--- Begin Data ---

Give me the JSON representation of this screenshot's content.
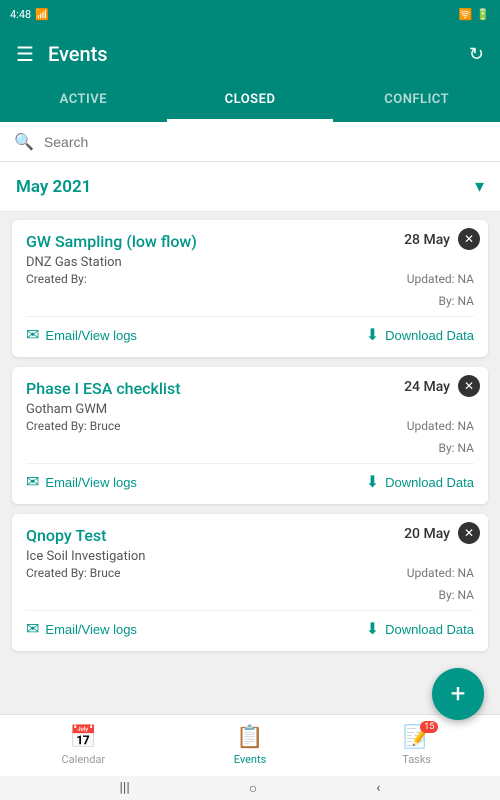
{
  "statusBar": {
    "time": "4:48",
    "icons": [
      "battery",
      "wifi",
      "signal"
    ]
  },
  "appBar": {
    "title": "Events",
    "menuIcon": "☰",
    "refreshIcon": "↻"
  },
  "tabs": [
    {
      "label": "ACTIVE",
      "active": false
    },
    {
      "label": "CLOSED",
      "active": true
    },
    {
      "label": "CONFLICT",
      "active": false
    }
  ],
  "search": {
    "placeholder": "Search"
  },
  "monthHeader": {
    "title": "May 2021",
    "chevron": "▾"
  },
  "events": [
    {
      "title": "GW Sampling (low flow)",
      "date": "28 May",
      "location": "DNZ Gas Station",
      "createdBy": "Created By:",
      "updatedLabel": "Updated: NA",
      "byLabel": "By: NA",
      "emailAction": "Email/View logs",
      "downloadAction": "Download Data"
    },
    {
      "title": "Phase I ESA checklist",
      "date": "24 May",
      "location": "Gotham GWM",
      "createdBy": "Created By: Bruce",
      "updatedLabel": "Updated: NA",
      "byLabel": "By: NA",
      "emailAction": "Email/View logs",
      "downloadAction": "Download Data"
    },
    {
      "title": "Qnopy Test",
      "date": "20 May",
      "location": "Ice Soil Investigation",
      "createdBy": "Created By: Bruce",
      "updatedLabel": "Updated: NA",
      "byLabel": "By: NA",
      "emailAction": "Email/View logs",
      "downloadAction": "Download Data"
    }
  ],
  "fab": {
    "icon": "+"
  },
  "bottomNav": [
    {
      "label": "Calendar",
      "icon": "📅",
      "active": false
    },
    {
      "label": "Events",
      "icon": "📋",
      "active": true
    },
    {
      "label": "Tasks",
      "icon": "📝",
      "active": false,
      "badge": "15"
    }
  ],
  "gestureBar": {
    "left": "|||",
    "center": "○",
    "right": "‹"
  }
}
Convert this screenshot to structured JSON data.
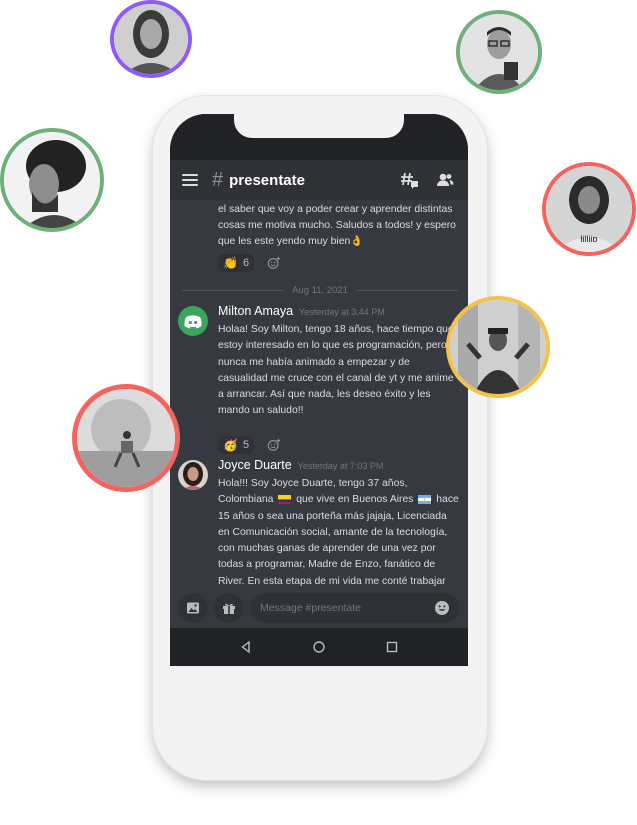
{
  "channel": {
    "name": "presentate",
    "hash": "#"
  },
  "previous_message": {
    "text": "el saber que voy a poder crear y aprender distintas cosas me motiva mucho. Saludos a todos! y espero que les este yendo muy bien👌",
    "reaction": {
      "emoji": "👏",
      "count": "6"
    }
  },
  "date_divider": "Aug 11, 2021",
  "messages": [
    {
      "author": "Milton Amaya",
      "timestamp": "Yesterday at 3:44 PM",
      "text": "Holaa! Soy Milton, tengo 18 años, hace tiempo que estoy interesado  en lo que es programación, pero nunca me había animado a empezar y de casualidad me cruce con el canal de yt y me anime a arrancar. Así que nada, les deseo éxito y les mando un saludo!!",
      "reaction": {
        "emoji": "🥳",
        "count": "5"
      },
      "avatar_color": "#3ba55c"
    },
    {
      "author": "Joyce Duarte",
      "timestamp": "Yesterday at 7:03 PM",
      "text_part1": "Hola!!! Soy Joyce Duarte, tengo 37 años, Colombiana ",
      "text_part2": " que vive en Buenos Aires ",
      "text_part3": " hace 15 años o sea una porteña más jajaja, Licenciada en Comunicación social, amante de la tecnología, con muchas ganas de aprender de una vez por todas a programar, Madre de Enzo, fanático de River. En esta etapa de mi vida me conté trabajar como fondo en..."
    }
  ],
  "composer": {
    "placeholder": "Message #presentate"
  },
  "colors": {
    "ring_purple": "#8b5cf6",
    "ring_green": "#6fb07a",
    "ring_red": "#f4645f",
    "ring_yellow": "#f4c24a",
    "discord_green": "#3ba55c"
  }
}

--- End Data ---

■ **Written problem**
Quote the listing above in full, except for the pictures.

■ **Exercise answer**
Give me the JSON representation of this screenshot's content.
{
  "statusBar": {
    "time": "4:48",
    "icons": [
      "battery",
      "wifi",
      "signal"
    ]
  },
  "appBar": {
    "title": "Events",
    "menuIcon": "☰",
    "refreshIcon": "↻"
  },
  "tabs": [
    {
      "label": "ACTIVE",
      "active": false
    },
    {
      "label": "CLOSED",
      "active": true
    },
    {
      "label": "CONFLICT",
      "active": false
    }
  ],
  "search": {
    "placeholder": "Search"
  },
  "monthHeader": {
    "title": "May 2021",
    "chevron": "▾"
  },
  "events": [
    {
      "title": "GW Sampling (low flow)",
      "date": "28 May",
      "location": "DNZ Gas Station",
      "createdBy": "Created By:",
      "updatedLabel": "Updated: NA",
      "byLabel": "By: NA",
      "emailAction": "Email/View logs",
      "downloadAction": "Download Data"
    },
    {
      "title": "Phase I ESA checklist",
      "date": "24 May",
      "location": "Gotham GWM",
      "createdBy": "Created By: Bruce",
      "updatedLabel": "Updated: NA",
      "byLabel": "By: NA",
      "emailAction": "Email/View logs",
      "downloadAction": "Download Data"
    },
    {
      "title": "Qnopy Test",
      "date": "20 May",
      "location": "Ice Soil Investigation",
      "createdBy": "Created By: Bruce",
      "updatedLabel": "Updated: NA",
      "byLabel": "By: NA",
      "emailAction": "Email/View logs",
      "downloadAction": "Download Data"
    }
  ],
  "fab": {
    "icon": "+"
  },
  "bottomNav": [
    {
      "label": "Calendar",
      "icon": "📅",
      "active": false
    },
    {
      "label": "Events",
      "icon": "📋",
      "active": true
    },
    {
      "label": "Tasks",
      "icon": "📝",
      "active": false,
      "badge": "15"
    }
  ],
  "gestureBar": {
    "left": "|||",
    "center": "○",
    "right": "‹"
  }
}
Convert this screenshot to structured JSON data.
{
  "channel": {
    "name": "presentate",
    "hash": "#"
  },
  "previous_message": {
    "text": "el saber que voy a poder crear y aprender distintas cosas me motiva mucho. Saludos a todos! y espero que les este yendo muy bien👌",
    "reaction": {
      "emoji": "👏",
      "count": "6"
    }
  },
  "date_divider": "Aug 11, 2021",
  "messages": [
    {
      "author": "Milton Amaya",
      "timestamp": "Yesterday at 3:44 PM",
      "text": "Holaa! Soy Milton, tengo 18 años, hace tiempo que estoy interesado  en lo que es programación, pero nunca me había animado a empezar y de casualidad me cruce con el canal de yt y me anime a arrancar. Así que nada, les deseo éxito y les mando un saludo!!",
      "reaction": {
        "emoji": "🥳",
        "count": "5"
      },
      "avatar_color": "#3ba55c"
    },
    {
      "author": "Joyce Duarte",
      "timestamp": "Yesterday at 7:03 PM",
      "text_part1": "Hola!!! Soy Joyce Duarte, tengo 37 años, Colombiana ",
      "text_part2": " que vive en Buenos Aires ",
      "text_part3": " hace 15 años o sea una porteña más jajaja, Licenciada en Comunicación social, amante de la tecnología, con muchas ganas de aprender de una vez por todas a programar, Madre de Enzo, fanático de River. En esta etapa de mi vida me conté trabajar como fondo en..."
    }
  ],
  "composer": {
    "placeholder": "Message #presentate"
  },
  "colors": {
    "ring_purple": "#8b5cf6",
    "ring_green": "#6fb07a",
    "ring_red": "#f4645f",
    "ring_yellow": "#f4c24a",
    "discord_green": "#3ba55c"
  }
}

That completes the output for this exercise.